■ What is required ■
Every line of the data must be copied exactly.

(Data items)
::::

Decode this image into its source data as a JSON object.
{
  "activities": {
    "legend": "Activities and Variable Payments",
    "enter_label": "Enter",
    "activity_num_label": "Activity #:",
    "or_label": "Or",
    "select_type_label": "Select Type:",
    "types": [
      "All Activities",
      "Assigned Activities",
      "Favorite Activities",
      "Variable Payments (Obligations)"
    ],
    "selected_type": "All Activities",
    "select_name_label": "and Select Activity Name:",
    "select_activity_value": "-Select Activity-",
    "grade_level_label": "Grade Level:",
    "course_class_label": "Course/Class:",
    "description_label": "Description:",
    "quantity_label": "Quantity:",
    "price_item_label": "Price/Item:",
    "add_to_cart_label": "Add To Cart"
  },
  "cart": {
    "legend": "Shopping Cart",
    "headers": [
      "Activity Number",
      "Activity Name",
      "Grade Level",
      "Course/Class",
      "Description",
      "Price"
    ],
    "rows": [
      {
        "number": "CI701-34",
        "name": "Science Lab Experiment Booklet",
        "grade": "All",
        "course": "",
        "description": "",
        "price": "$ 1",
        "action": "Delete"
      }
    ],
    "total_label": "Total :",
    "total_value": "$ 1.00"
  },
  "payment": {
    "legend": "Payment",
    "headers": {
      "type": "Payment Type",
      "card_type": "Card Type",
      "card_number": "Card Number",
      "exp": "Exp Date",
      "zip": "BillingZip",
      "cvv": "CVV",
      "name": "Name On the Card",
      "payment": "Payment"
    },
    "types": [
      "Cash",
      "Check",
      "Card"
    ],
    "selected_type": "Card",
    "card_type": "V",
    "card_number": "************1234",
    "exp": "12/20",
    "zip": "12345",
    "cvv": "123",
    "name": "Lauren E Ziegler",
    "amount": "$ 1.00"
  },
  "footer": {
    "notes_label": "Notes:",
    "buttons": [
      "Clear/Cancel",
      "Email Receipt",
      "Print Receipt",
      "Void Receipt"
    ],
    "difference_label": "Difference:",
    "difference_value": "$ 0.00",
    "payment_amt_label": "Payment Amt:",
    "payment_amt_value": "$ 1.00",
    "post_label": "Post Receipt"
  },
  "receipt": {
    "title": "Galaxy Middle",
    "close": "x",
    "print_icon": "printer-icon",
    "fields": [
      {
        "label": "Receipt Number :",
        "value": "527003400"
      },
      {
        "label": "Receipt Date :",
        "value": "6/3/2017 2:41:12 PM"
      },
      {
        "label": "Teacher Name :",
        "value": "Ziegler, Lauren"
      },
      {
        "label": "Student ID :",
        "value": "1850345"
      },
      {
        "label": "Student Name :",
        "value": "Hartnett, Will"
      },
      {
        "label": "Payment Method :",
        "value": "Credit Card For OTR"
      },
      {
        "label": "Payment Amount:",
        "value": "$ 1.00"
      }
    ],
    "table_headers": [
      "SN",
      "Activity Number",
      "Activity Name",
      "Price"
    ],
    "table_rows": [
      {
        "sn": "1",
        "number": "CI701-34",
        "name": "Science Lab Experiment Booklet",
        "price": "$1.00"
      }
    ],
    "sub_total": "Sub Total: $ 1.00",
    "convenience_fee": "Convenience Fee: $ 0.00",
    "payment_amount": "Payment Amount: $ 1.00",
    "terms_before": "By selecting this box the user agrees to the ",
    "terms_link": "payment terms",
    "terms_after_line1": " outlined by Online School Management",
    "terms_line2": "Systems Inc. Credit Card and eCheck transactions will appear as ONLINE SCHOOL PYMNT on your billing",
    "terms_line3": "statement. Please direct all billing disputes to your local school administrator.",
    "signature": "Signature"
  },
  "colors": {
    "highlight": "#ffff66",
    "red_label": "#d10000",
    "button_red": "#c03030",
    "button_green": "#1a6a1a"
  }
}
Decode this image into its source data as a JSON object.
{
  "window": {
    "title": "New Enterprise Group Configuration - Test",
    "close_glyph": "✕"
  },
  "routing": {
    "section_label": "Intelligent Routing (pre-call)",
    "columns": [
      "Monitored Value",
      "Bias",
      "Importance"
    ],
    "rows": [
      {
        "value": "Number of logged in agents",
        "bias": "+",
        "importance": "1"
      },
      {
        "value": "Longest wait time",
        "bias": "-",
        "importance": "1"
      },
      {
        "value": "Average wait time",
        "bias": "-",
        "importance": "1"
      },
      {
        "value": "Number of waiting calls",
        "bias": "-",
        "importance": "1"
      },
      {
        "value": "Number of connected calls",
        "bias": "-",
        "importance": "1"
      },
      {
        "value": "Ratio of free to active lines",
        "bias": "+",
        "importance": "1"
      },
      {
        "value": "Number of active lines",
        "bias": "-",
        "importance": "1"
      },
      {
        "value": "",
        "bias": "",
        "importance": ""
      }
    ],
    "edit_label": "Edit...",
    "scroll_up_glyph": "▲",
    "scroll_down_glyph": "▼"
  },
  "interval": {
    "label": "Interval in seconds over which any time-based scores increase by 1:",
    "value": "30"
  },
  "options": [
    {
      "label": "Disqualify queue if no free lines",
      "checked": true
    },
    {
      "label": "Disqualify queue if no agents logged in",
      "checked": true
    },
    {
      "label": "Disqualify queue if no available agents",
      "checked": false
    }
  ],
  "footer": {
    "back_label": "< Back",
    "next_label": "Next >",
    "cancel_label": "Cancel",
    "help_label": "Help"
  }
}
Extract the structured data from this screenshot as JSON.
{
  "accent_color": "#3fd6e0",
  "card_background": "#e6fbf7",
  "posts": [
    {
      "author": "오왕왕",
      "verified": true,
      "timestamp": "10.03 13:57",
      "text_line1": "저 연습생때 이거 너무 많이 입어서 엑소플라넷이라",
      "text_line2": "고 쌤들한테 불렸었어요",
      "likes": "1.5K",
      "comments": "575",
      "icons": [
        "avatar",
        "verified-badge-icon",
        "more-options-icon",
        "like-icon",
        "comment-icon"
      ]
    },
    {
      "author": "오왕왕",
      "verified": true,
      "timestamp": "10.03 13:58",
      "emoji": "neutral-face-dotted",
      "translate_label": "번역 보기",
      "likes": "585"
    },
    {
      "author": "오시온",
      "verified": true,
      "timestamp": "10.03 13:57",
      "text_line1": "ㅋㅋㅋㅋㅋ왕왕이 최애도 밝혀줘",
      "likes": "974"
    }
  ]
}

::::

■ Completed exercise ■
Decode this image into its source data as a JSON object.
{
  "activities": {
    "legend": "Activities and Variable Payments",
    "enter_label": "Enter",
    "activity_num_label": "Activity #:",
    "or_label": "Or",
    "select_type_label": "Select Type:",
    "types": [
      "All Activities",
      "Assigned Activities",
      "Favorite Activities",
      "Variable Payments (Obligations)"
    ],
    "selected_type": "All Activities",
    "select_name_label": "and Select Activity Name:",
    "select_activity_value": "-Select Activity-",
    "grade_level_label": "Grade Level:",
    "course_class_label": "Course/Class:",
    "description_label": "Description:",
    "quantity_label": "Quantity:",
    "price_item_label": "Price/Item:",
    "add_to_cart_label": "Add To Cart"
  },
  "cart": {
    "legend": "Shopping Cart",
    "headers": [
      "Activity Number",
      "Activity Name",
      "Grade Level",
      "Course/Class",
      "Description",
      "Price"
    ],
    "rows": [
      {
        "number": "CI701-34",
        "name": "Science Lab Experiment Booklet",
        "grade": "All",
        "course": "",
        "description": "",
        "price": "$ 1",
        "action": "Delete"
      }
    ],
    "total_label": "Total :",
    "total_value": "$ 1.00"
  },
  "payment": {
    "legend": "Payment",
    "headers": {
      "type": "Payment Type",
      "card_type": "Card Type",
      "card_number": "Card Number",
      "exp": "Exp Date",
      "zip": "BillingZip",
      "cvv": "CVV",
      "name": "Name On the Card",
      "payment": "Payment"
    },
    "types": [
      "Cash",
      "Check",
      "Card"
    ],
    "selected_type": "Card",
    "card_type": "V",
    "card_number": "************1234",
    "exp": "12/20",
    "zip": "12345",
    "cvv": "123",
    "name": "Lauren E Ziegler",
    "amount": "$ 1.00"
  },
  "footer": {
    "notes_label": "Notes:",
    "buttons": [
      "Clear/Cancel",
      "Email Receipt",
      "Print Receipt",
      "Void Receipt"
    ],
    "difference_label": "Difference:",
    "difference_value": "$ 0.00",
    "payment_amt_label": "Payment Amt:",
    "payment_amt_value": "$ 1.00",
    "post_label": "Post Receipt"
  },
  "receipt": {
    "title": "Galaxy Middle",
    "close": "x",
    "print_icon": "printer-icon",
    "fields": [
      {
        "label": "Receipt Number :",
        "value": "527003400"
      },
      {
        "label": "Receipt Date :",
        "value": "6/3/2017 2:41:12 PM"
      },
      {
        "label": "Teacher Name :",
        "value": "Ziegler, Lauren"
      },
      {
        "label": "Student ID :",
        "value": "1850345"
      },
      {
        "label": "Student Name :",
        "value": "Hartnett, Will"
      },
      {
        "label": "Payment Method :",
        "value": "Credit Card For OTR"
      },
      {
        "label": "Payment Amount:",
        "value": "$ 1.00"
      }
    ],
    "table_headers": [
      "SN",
      "Activity Number",
      "Activity Name",
      "Price"
    ],
    "table_rows": [
      {
        "sn": "1",
        "number": "CI701-34",
        "name": "Science Lab Experiment Booklet",
        "price": "$1.00"
      }
    ],
    "sub_total": "Sub Total: $ 1.00",
    "convenience_fee": "Convenience Fee: $ 0.00",
    "payment_amount": "Payment Amount: $ 1.00",
    "terms_before": "By selecting this box the user agrees to the ",
    "terms_link": "payment terms",
    "terms_after_line1": " outlined by Online School Management",
    "terms_line2": "Systems Inc. Credit Card and eCheck transactions will appear as ONLINE SCHOOL PYMNT on your billing",
    "terms_line3": "statement. Please direct all billing disputes to your local school administrator.",
    "signature": "Signature"
  },
  "colors": {
    "highlight": "#ffff66",
    "red_label": "#d10000",
    "button_red": "#c03030",
    "button_green": "#1a6a1a"
  }
}
Decode this image into its source data as a JSON object.
{
  "window": {
    "title": "New Enterprise Group Configuration - Test",
    "close_glyph": "✕"
  },
  "routing": {
    "section_label": "Intelligent Routing (pre-call)",
    "columns": [
      "Monitored Value",
      "Bias",
      "Importance"
    ],
    "rows": [
      {
        "value": "Number of logged in agents",
        "bias": "+",
        "importance": "1"
      },
      {
        "value": "Longest wait time",
        "bias": "-",
        "importance": "1"
      },
      {
        "value": "Average wait time",
        "bias": "-",
        "importance": "1"
      },
      {
        "value": "Number of waiting calls",
        "bias": "-",
        "importance": "1"
      },
      {
        "value": "Number of connected calls",
        "bias": "-",
        "importance": "1"
      },
      {
        "value": "Ratio of free to active lines",
        "bias": "+",
        "importance": "1"
      },
      {
        "value": "Number of active lines",
        "bias": "-",
        "importance": "1"
      },
      {
        "value": "",
        "bias": "",
        "importance": ""
      }
    ],
    "edit_label": "Edit...",
    "scroll_up_glyph": "▲",
    "scroll_down_glyph": "▼"
  },
  "interval": {
    "label": "Interval in seconds over which any time-based scores increase by 1:",
    "value": "30"
  },
  "options": [
    {
      "label": "Disqualify queue if no free lines",
      "checked": true
    },
    {
      "label": "Disqualify queue if no agents logged in",
      "checked": true
    },
    {
      "label": "Disqualify queue if no available agents",
      "checked": false
    }
  ],
  "footer": {
    "back_label": "< Back",
    "next_label": "Next >",
    "cancel_label": "Cancel",
    "help_label": "Help"
  }
}
Extract the structured data from this screenshot as JSON.
{
  "accent_color": "#3fd6e0",
  "card_background": "#e6fbf7",
  "posts": [
    {
      "author": "오왕왕",
      "verified": true,
      "timestamp": "10.03 13:57",
      "text_line1": "저 연습생때 이거 너무 많이 입어서 엑소플라넷이라",
      "text_line2": "고 쌤들한테 불렸었어요",
      "likes": "1.5K",
      "comments": "575",
      "icons": [
        "avatar",
        "verified-badge-icon",
        "more-options-icon",
        "like-icon",
        "comment-icon"
      ]
    },
    {
      "author": "오왕왕",
      "verified": true,
      "timestamp": "10.03 13:58",
      "emoji": "neutral-face-dotted",
      "translate_label": "번역 보기",
      "likes": "585"
    },
    {
      "author": "오시온",
      "verified": true,
      "timestamp": "10.03 13:57",
      "text_line1": "ㅋㅋㅋㅋㅋ왕왕이 최애도 밝혀줘",
      "likes": "974"
    }
  ]
}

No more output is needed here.